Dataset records
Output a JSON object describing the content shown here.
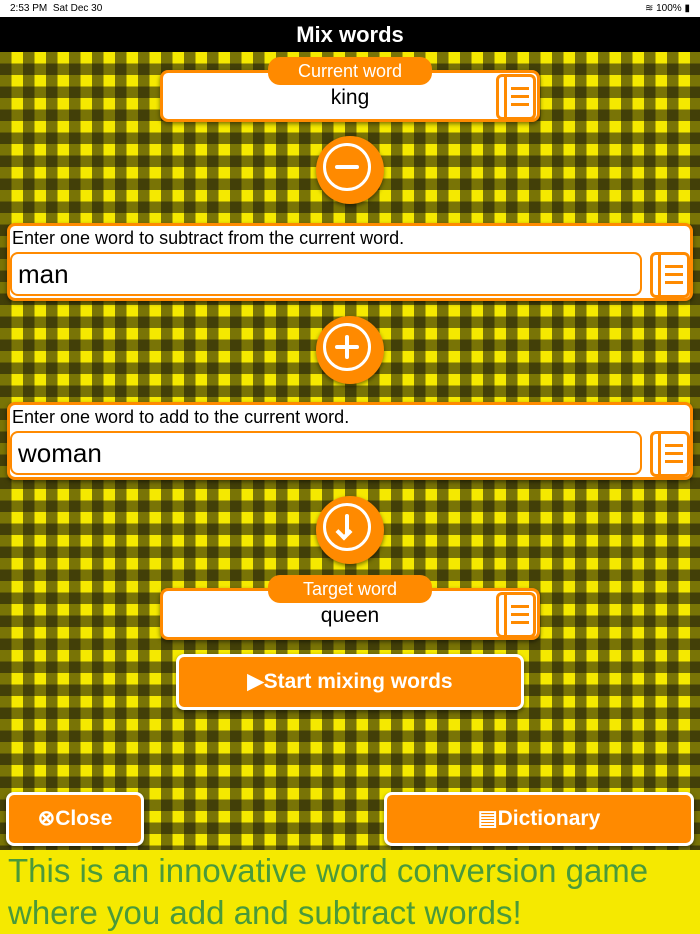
{
  "status_bar": {
    "time": "2:53 PM",
    "date": "Sat Dec 30",
    "battery": "100%"
  },
  "nav": {
    "title": "Mix words"
  },
  "current_word": {
    "label": "Current word",
    "value": "king"
  },
  "subtract": {
    "prompt": "Enter one word to subtract from the current word.",
    "value": "man"
  },
  "add": {
    "prompt": "Enter one word to add to the current word.",
    "value": "woman"
  },
  "target_word": {
    "label": "Target word",
    "value": "queen"
  },
  "buttons": {
    "start": "Start mixing words",
    "close": "Close",
    "dictionary": "Dictionary"
  },
  "footer_text": "This is an innovative word conversion game where you add and subtract words!",
  "colors": {
    "accent": "#ff8a00",
    "background": "#f5e900",
    "footer_text": "#4a9a3a"
  }
}
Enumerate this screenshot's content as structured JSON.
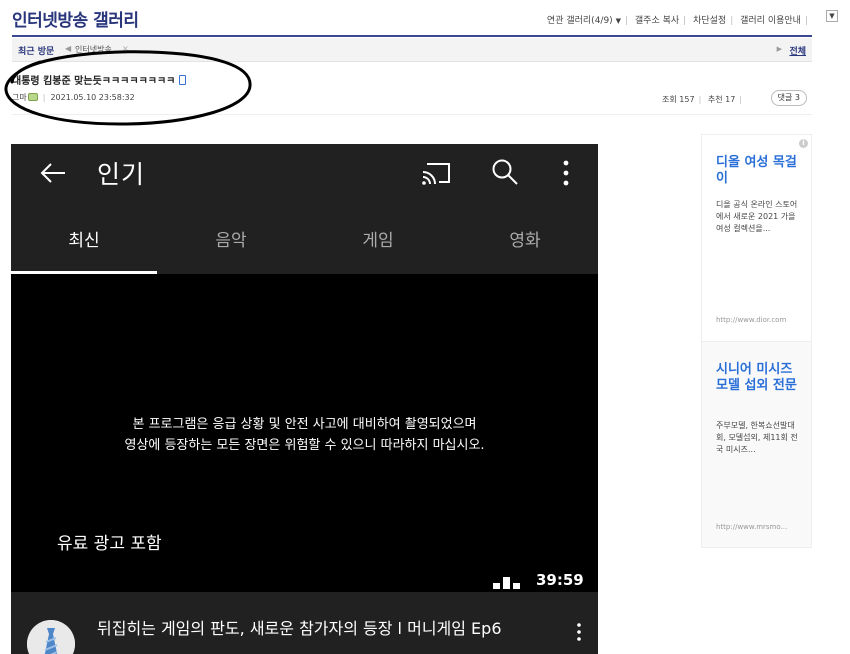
{
  "header": {
    "gallery_title": "인터넷방송 갤러리",
    "links": [
      "연관 갤러리(4/9)",
      "갤주소 복사",
      "차단설정",
      "갤러리 이용안내"
    ],
    "dropdown_icon": "triangle-down"
  },
  "visit_bar": {
    "label": "최근 방문",
    "item": "인터넷방송",
    "close_glyph": "×",
    "all_label": "전체"
  },
  "post": {
    "title": "대통령 킴봉준 맞는듯ㅋㅋㅋㅋㅋㅋㅋㅋ",
    "author": "그마",
    "date": "2021.05.10 23:58:32",
    "views_label": "조회",
    "views": "157",
    "recommend_label": "추천",
    "recommend": "17",
    "comment_button": "댓글 3"
  },
  "screenshot": {
    "app_title": "인기",
    "tabs": [
      "최신",
      "음악",
      "게임",
      "영화"
    ],
    "active_tab": 0,
    "notice_lines": [
      "본 프로그램은 응급 상황 및 안전 사고에 대비하여 촬영되었으며",
      "영상에 등장하는 모든 장면은 위험할 수 있으니 따라하지 마십시오."
    ],
    "ad_text": "유료 광고 포함",
    "duration": "39:59",
    "video_title": "뒤집히는 게임의 판도, 새로운 참가자의 등장 l 머니게임 Ep6",
    "colors": {
      "bar": "#212121",
      "video_bg": "#000000",
      "text": "#ffffff"
    }
  },
  "side_ad": {
    "items": [
      {
        "headline": "디올 여성 목걸이",
        "description": "디올 공식 온라인 스토어에서 새로운 2021 가을 여성 컬렉션을...",
        "url": "http://www.dior.com"
      },
      {
        "headline": "시니어 미시즈모델 섭외 전문",
        "description": "주부모델, 한복쇼선발대회, 모델섭외, 제11회 전국 미시즈...",
        "url": "http://www.mrsmo..."
      }
    ],
    "headline_color": "#2a6fd8"
  },
  "colors": {
    "brand": "#29367c",
    "title_underline": "#3b4890"
  }
}
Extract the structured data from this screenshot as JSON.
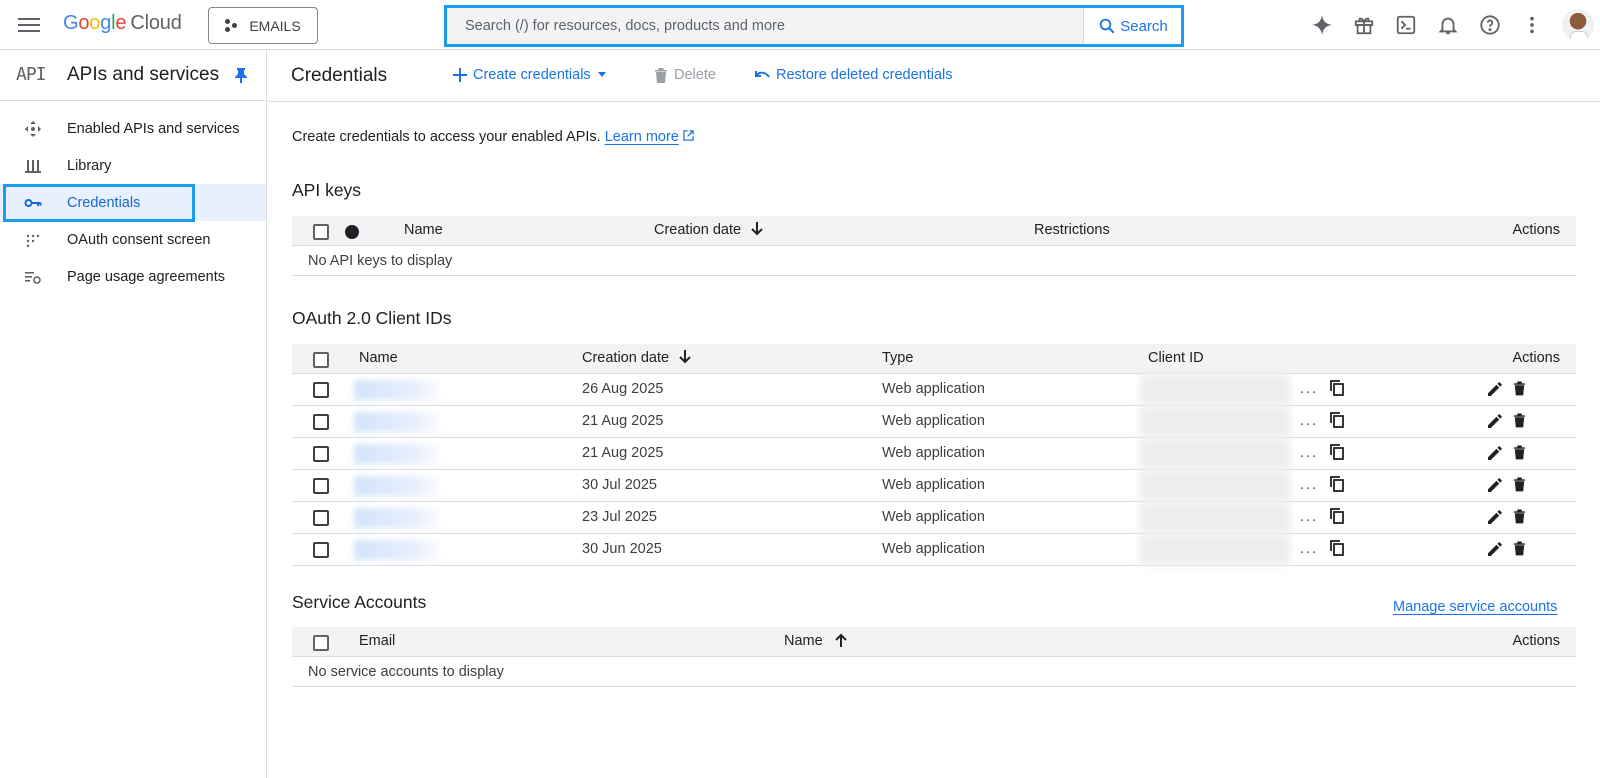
{
  "topbar": {
    "logo_letters": [
      "G",
      "o",
      "o",
      "g",
      "l",
      "e"
    ],
    "logo_cloud": "Cloud",
    "project_label": "EMAILS",
    "search_placeholder": "Search (/) for resources, docs, products and more",
    "search_button": "Search",
    "icons": [
      "sparkle-icon",
      "gift-icon",
      "terminal-icon",
      "bell-icon",
      "help-icon",
      "more-vert-icon"
    ]
  },
  "sidebar": {
    "logo_text": "API",
    "title": "APIs and services",
    "items": [
      {
        "label": "Enabled APIs and services",
        "icon": "move-icon"
      },
      {
        "label": "Library",
        "icon": "library-icon"
      },
      {
        "label": "Credentials",
        "icon": "key-icon",
        "active": true
      },
      {
        "label": "OAuth consent screen",
        "icon": "oauth-icon"
      },
      {
        "label": "Page usage agreements",
        "icon": "settings-list-icon"
      }
    ],
    "collapse_label": "<I"
  },
  "main": {
    "title": "Credentials",
    "actions": {
      "create": "Create credentials",
      "delete": "Delete",
      "restore": "Restore deleted credentials"
    },
    "intro_text": "Create credentials to access your enabled APIs.",
    "learn_more": "Learn more"
  },
  "api_keys": {
    "title": "API keys",
    "columns": {
      "name": "Name",
      "creation_date": "Creation date",
      "restrictions": "Restrictions",
      "actions": "Actions"
    },
    "empty_text": "No API keys to display"
  },
  "oauth": {
    "title": "OAuth 2.0 Client IDs",
    "columns": {
      "name": "Name",
      "creation_date": "Creation date",
      "type": "Type",
      "client_id": "Client ID",
      "actions": "Actions"
    },
    "rows": [
      {
        "date": "26 Aug 2025",
        "type": "Web application"
      },
      {
        "date": "21 Aug 2025",
        "type": "Web application"
      },
      {
        "date": "21 Aug 2025",
        "type": "Web application"
      },
      {
        "date": "30 Jul 2025",
        "type": "Web application"
      },
      {
        "date": "23 Jul 2025",
        "type": "Web application"
      },
      {
        "date": "30 Jun 2025",
        "type": "Web application"
      }
    ],
    "ellipsis": "..."
  },
  "service_accounts": {
    "title": "Service Accounts",
    "manage_link": "Manage service accounts",
    "columns": {
      "email": "Email",
      "name": "Name",
      "actions": "Actions"
    },
    "empty_text": "No service accounts to display"
  },
  "colors": {
    "accent": "#1a73e8",
    "highlight": "#1a9cf0",
    "active_bg": "#e8f0fe"
  }
}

__EXERCISE DESCRIPTION__. Word for word, quote the full listing, omitting every picture.

__FINAL RESULT__.
Output a JSON object describing the content shown here.
{
  "status_bar": {
    "time": "2:53 PM",
    "date": "Sat Dec 30",
    "battery": "100%"
  },
  "nav": {
    "title": "Mix words"
  },
  "current_word": {
    "label": "Current word",
    "value": "king"
  },
  "subtract": {
    "prompt": "Enter one word to subtract from the current word.",
    "value": "man"
  },
  "add": {
    "prompt": "Enter one word to add to the current word.",
    "value": "woman"
  },
  "target_word": {
    "label": "Target word",
    "value": "queen"
  },
  "buttons": {
    "start": "Start mixing words",
    "close": "Close",
    "dictionary": "Dictionary"
  },
  "footer_text": "This is an innovative word conversion game where you add and subtract words!",
  "colors": {
    "accent": "#ff8a00",
    "background": "#f5e900",
    "footer_text": "#4a9a3a"
  }
}
Enumerate this screenshot's content as structured JSON.
{
  "header": {
    "gallery_title": "인터넷방송 갤러리",
    "links": [
      "연관 갤러리(4/9)",
      "갤주소 복사",
      "차단설정",
      "갤러리 이용안내"
    ],
    "dropdown_icon": "triangle-down"
  },
  "visit_bar": {
    "label": "최근 방문",
    "item": "인터넷방송",
    "close_glyph": "×",
    "all_label": "전체"
  },
  "post": {
    "title": "대통령 킴봉준 맞는듯ㅋㅋㅋㅋㅋㅋㅋㅋ",
    "author": "그마",
    "date": "2021.05.10 23:58:32",
    "views_label": "조회",
    "views": "157",
    "recommend_label": "추천",
    "recommend": "17",
    "comment_button": "댓글 3"
  },
  "screenshot": {
    "app_title": "인기",
    "tabs": [
      "최신",
      "음악",
      "게임",
      "영화"
    ],
    "active_tab": 0,
    "notice_lines": [
      "본 프로그램은 응급 상황 및 안전 사고에 대비하여 촬영되었으며",
      "영상에 등장하는 모든 장면은 위험할 수 있으니 따라하지 마십시오."
    ],
    "ad_text": "유료 광고 포함",
    "duration": "39:59",
    "video_title": "뒤집히는 게임의 판도, 새로운 참가자의 등장 l 머니게임 Ep6",
    "colors": {
      "bar": "#212121",
      "video_bg": "#000000",
      "text": "#ffffff"
    }
  },
  "side_ad": {
    "items": [
      {
        "headline": "디올 여성 목걸이",
        "description": "디올 공식 온라인 스토어에서 새로운 2021 가을 여성 컬렉션을...",
        "url": "http://www.dior.com"
      },
      {
        "headline": "시니어 미시즈모델 섭외 전문",
        "description": "주부모델, 한복쇼선발대회, 모델섭외, 제11회 전국 미시즈...",
        "url": "http://www.mrsmo..."
      }
    ],
    "headline_color": "#2a6fd8"
  },
  "colors": {
    "brand": "#29367c",
    "title_underline": "#3b4890"
  }
}
Extract the structured data from this screenshot as JSON.
{
  "topbar": {
    "logo_letters": [
      "G",
      "o",
      "o",
      "g",
      "l",
      "e"
    ],
    "logo_cloud": "Cloud",
    "project_label": "EMAILS",
    "search_placeholder": "Search (/) for resources, docs, products and more",
    "search_button": "Search",
    "icons": [
      "sparkle-icon",
      "gift-icon",
      "terminal-icon",
      "bell-icon",
      "help-icon",
      "more-vert-icon"
    ]
  },
  "sidebar": {
    "logo_text": "API",
    "title": "APIs and services",
    "items": [
      {
        "label": "Enabled APIs and services",
        "icon": "move-icon"
      },
      {
        "label": "Library",
        "icon": "library-icon"
      },
      {
        "label": "Credentials",
        "icon": "key-icon",
        "active": true
      },
      {
        "label": "OAuth consent screen",
        "icon": "oauth-icon"
      },
      {
        "label": "Page usage agreements",
        "icon": "settings-list-icon"
      }
    ],
    "collapse_label": "<I"
  },
  "main": {
    "title": "Credentials",
    "actions": {
      "create": "Create credentials",
      "delete": "Delete",
      "restore": "Restore deleted credentials"
    },
    "intro_text": "Create credentials to access your enabled APIs.",
    "learn_more": "Learn more"
  },
  "api_keys": {
    "title": "API keys",
    "columns": {
      "name": "Name",
      "creation_date": "Creation date",
      "restrictions": "Restrictions",
      "actions": "Actions"
    },
    "empty_text": "No API keys to display"
  },
  "oauth": {
    "title": "OAuth 2.0 Client IDs",
    "columns": {
      "name": "Name",
      "creation_date": "Creation date",
      "type": "Type",
      "client_id": "Client ID",
      "actions": "Actions"
    },
    "rows": [
      {
        "date": "26 Aug 2025",
        "type": "Web application"
      },
      {
        "date": "21 Aug 2025",
        "type": "Web application"
      },
      {
        "date": "21 Aug 2025",
        "type": "Web application"
      },
      {
        "date": "30 Jul 2025",
        "type": "Web application"
      },
      {
        "date": "23 Jul 2025",
        "type": "Web application"
      },
      {
        "date": "30 Jun 2025",
        "type": "Web application"
      }
    ],
    "ellipsis": "..."
  },
  "service_accounts": {
    "title": "Service Accounts",
    "manage_link": "Manage service accounts",
    "columns": {
      "email": "Email",
      "name": "Name",
      "actions": "Actions"
    },
    "empty_text": "No service accounts to display"
  },
  "colors": {
    "accent": "#1a73e8",
    "highlight": "#1a9cf0",
    "active_bg": "#e8f0fe"
  }
}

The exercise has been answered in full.